Every record must appear in your copy exactly as written, with no pictures.

━━━━━ Exercise input ━━━━━

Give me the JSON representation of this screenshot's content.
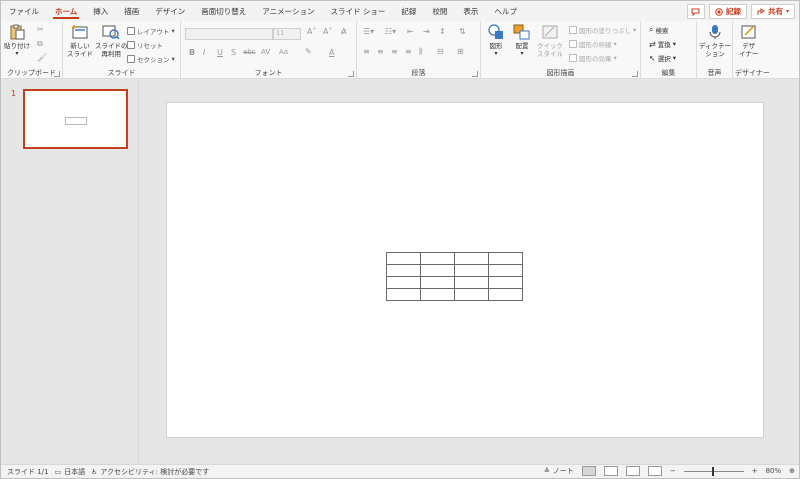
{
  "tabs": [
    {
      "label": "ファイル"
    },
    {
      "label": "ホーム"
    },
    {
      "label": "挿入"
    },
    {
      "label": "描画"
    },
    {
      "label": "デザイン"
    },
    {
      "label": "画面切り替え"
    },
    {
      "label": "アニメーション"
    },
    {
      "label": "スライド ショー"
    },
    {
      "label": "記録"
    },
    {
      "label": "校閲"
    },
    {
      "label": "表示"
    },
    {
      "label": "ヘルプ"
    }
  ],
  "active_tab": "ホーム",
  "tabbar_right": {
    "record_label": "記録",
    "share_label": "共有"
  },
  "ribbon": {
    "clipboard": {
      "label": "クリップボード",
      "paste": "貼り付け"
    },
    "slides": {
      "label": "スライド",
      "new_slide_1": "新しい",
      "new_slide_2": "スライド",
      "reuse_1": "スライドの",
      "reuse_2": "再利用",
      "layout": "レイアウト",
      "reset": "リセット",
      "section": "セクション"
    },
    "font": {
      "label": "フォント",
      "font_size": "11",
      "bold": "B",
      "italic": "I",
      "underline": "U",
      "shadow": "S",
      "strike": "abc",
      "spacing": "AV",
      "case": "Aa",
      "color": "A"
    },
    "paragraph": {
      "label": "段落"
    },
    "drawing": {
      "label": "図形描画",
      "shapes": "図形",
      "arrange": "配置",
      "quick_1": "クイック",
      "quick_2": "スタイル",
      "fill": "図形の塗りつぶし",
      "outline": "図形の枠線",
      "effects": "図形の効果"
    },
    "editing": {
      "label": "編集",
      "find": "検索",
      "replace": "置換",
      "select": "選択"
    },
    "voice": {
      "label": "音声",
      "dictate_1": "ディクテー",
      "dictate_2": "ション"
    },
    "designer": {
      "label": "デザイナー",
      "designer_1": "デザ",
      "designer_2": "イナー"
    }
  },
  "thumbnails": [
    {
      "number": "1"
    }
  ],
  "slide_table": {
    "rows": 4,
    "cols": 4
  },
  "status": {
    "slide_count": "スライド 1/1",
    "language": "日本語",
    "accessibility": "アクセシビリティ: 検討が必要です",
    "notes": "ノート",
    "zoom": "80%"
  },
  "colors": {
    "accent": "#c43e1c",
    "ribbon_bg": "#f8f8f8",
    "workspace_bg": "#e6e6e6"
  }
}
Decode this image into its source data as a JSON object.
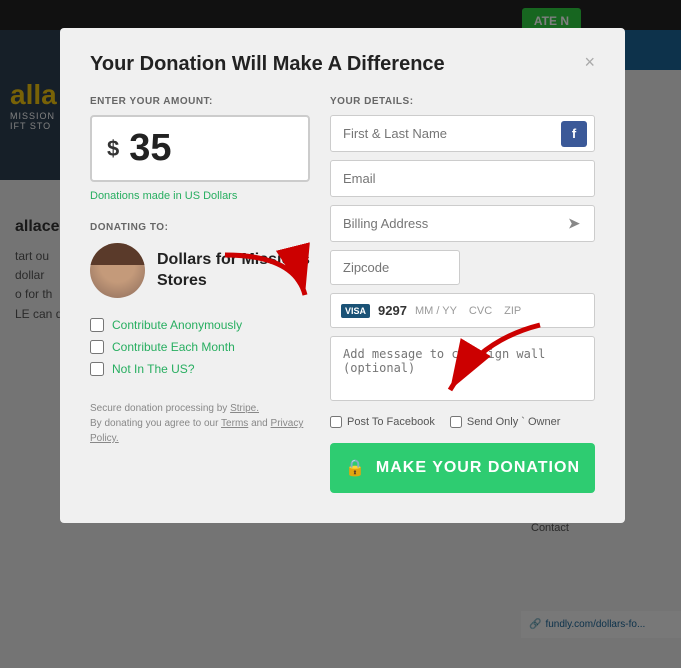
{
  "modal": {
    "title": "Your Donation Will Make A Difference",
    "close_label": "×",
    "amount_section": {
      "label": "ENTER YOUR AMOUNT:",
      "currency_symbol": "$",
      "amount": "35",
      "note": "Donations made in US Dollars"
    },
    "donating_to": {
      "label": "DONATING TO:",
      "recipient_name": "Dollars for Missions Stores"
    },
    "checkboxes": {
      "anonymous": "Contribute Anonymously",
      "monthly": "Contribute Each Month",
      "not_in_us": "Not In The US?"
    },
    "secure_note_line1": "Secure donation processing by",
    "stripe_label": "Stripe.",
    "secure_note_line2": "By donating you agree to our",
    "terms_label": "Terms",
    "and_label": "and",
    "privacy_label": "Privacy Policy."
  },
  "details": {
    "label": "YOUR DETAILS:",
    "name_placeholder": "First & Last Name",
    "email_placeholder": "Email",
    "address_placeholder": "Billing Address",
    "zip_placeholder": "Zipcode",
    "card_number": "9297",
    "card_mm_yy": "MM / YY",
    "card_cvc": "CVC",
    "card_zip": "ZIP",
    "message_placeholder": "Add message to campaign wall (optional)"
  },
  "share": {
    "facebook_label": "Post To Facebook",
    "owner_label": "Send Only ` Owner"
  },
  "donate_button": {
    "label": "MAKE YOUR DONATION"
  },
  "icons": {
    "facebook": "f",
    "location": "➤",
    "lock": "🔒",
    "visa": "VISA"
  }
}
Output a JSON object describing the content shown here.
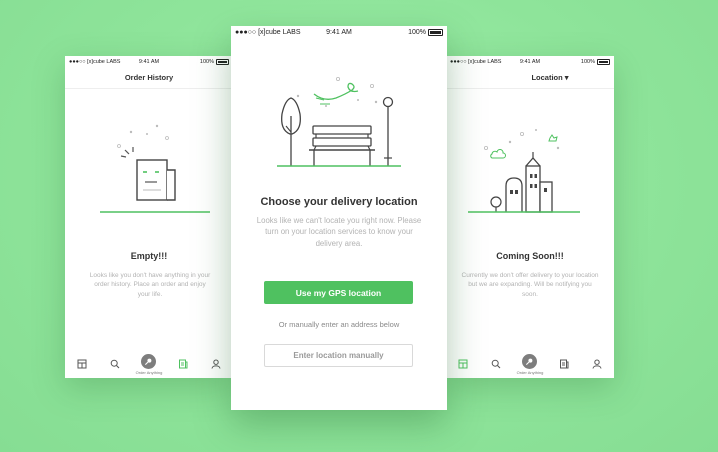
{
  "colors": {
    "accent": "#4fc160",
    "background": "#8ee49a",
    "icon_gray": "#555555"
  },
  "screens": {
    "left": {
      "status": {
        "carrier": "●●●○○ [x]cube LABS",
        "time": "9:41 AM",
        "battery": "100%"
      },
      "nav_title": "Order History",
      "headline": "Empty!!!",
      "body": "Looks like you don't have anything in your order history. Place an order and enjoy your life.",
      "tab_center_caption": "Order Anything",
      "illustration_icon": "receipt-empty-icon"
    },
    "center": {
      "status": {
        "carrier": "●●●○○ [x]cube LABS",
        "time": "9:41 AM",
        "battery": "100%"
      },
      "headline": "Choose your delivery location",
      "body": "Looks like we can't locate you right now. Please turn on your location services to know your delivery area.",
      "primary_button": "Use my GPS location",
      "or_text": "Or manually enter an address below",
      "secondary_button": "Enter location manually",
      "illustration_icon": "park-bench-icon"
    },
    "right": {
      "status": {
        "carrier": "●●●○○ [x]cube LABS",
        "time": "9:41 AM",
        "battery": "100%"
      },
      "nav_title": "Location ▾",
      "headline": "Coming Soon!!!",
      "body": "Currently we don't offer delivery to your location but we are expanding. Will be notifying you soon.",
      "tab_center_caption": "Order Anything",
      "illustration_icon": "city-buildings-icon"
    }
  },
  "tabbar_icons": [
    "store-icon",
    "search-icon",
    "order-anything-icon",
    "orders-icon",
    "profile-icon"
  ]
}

━━━━━

• **Solution for this problem**
Give me the JSON representation of this screenshot's content.
{
  "tabs": [
    {
      "label": "ファイル"
    },
    {
      "label": "ホーム"
    },
    {
      "label": "挿入"
    },
    {
      "label": "描画"
    },
    {
      "label": "デザイン"
    },
    {
      "label": "画面切り替え"
    },
    {
      "label": "アニメーション"
    },
    {
      "label": "スライド ショー"
    },
    {
      "label": "記録"
    },
    {
      "label": "校閲"
    },
    {
      "label": "表示"
    },
    {
      "label": "ヘルプ"
    }
  ],
  "active_tab": "ホーム",
  "tabbar_right": {
    "record_label": "記録",
    "share_label": "共有"
  },
  "ribbon": {
    "clipboard": {
      "label": "クリップボード",
      "paste": "貼り付け"
    },
    "slides": {
      "label": "スライド",
      "new_slide_1": "新しい",
      "new_slide_2": "スライド",
      "reuse_1": "スライドの",
      "reuse_2": "再利用",
      "layout": "レイアウト",
      "reset": "リセット",
      "section": "セクション"
    },
    "font": {
      "label": "フォント",
      "font_size": "11",
      "bold": "B",
      "italic": "I",
      "underline": "U",
      "shadow": "S",
      "strike": "abc",
      "spacing": "AV",
      "case": "Aa",
      "color": "A"
    },
    "paragraph": {
      "label": "段落"
    },
    "drawing": {
      "label": "図形描画",
      "shapes": "図形",
      "arrange": "配置",
      "quick_1": "クイック",
      "quick_2": "スタイル",
      "fill": "図形の塗りつぶし",
      "outline": "図形の枠線",
      "effects": "図形の効果"
    },
    "editing": {
      "label": "編集",
      "find": "検索",
      "replace": "置換",
      "select": "選択"
    },
    "voice": {
      "label": "音声",
      "dictate_1": "ディクテー",
      "dictate_2": "ション"
    },
    "designer": {
      "label": "デザイナー",
      "designer_1": "デザ",
      "designer_2": "イナー"
    }
  },
  "thumbnails": [
    {
      "number": "1"
    }
  ],
  "slide_table": {
    "rows": 4,
    "cols": 4
  },
  "status": {
    "slide_count": "スライド 1/1",
    "language": "日本語",
    "accessibility": "アクセシビリティ: 検討が必要です",
    "notes": "ノート",
    "zoom": "80%"
  },
  "colors": {
    "accent": "#c43e1c",
    "ribbon_bg": "#f8f8f8",
    "workspace_bg": "#e6e6e6"
  }
}
Decode this image into its source data as a JSON object.
{
  "modal": {
    "title": "Your Donation Will Make A Difference",
    "close_label": "×",
    "amount_section": {
      "label": "ENTER YOUR AMOUNT:",
      "currency_symbol": "$",
      "amount": "35",
      "note": "Donations made in US Dollars"
    },
    "donating_to": {
      "label": "DONATING TO:",
      "recipient_name": "Dollars for Missions Stores"
    },
    "checkboxes": {
      "anonymous": "Contribute Anonymously",
      "monthly": "Contribute Each Month",
      "not_in_us": "Not In The US?"
    },
    "secure_note_line1": "Secure donation processing by",
    "stripe_label": "Stripe.",
    "secure_note_line2": "By donating you agree to our",
    "terms_label": "Terms",
    "and_label": "and",
    "privacy_label": "Privacy Policy."
  },
  "details": {
    "label": "YOUR DETAILS:",
    "name_placeholder": "First & Last Name",
    "email_placeholder": "Email",
    "address_placeholder": "Billing Address",
    "zip_placeholder": "Zipcode",
    "card_number": "9297",
    "card_mm_yy": "MM / YY",
    "card_cvc": "CVC",
    "card_zip": "ZIP",
    "message_placeholder": "Add message to campaign wall (optional)"
  },
  "share": {
    "facebook_label": "Post To Facebook",
    "owner_label": "Send Only ` Owner"
  },
  "donate_button": {
    "label": "MAKE YOUR DONATION"
  },
  "icons": {
    "facebook": "f",
    "location": "➤",
    "lock": "🔒",
    "visa": "VISA"
  }
}
Output a JSON object describing the content shown here.
{
  "colors": {
    "accent": "#4fc160",
    "background": "#8ee49a",
    "icon_gray": "#555555"
  },
  "screens": {
    "left": {
      "status": {
        "carrier": "●●●○○ [x]cube LABS",
        "time": "9:41 AM",
        "battery": "100%"
      },
      "nav_title": "Order History",
      "headline": "Empty!!!",
      "body": "Looks like you don't have anything in your order history. Place an order and enjoy your life.",
      "tab_center_caption": "Order Anything",
      "illustration_icon": "receipt-empty-icon"
    },
    "center": {
      "status": {
        "carrier": "●●●○○ [x]cube LABS",
        "time": "9:41 AM",
        "battery": "100%"
      },
      "headline": "Choose your delivery location",
      "body": "Looks like we can't locate you right now. Please turn on your location services to know your delivery area.",
      "primary_button": "Use my GPS location",
      "or_text": "Or manually enter an address below",
      "secondary_button": "Enter location manually",
      "illustration_icon": "park-bench-icon"
    },
    "right": {
      "status": {
        "carrier": "●●●○○ [x]cube LABS",
        "time": "9:41 AM",
        "battery": "100%"
      },
      "nav_title": "Location ▾",
      "headline": "Coming Soon!!!",
      "body": "Currently we don't offer delivery to your location but we are expanding. Will be notifying you soon.",
      "tab_center_caption": "Order Anything",
      "illustration_icon": "city-buildings-icon"
    }
  },
  "tabbar_icons": [
    "store-icon",
    "search-icon",
    "order-anything-icon",
    "orders-icon",
    "profile-icon"
  ]
}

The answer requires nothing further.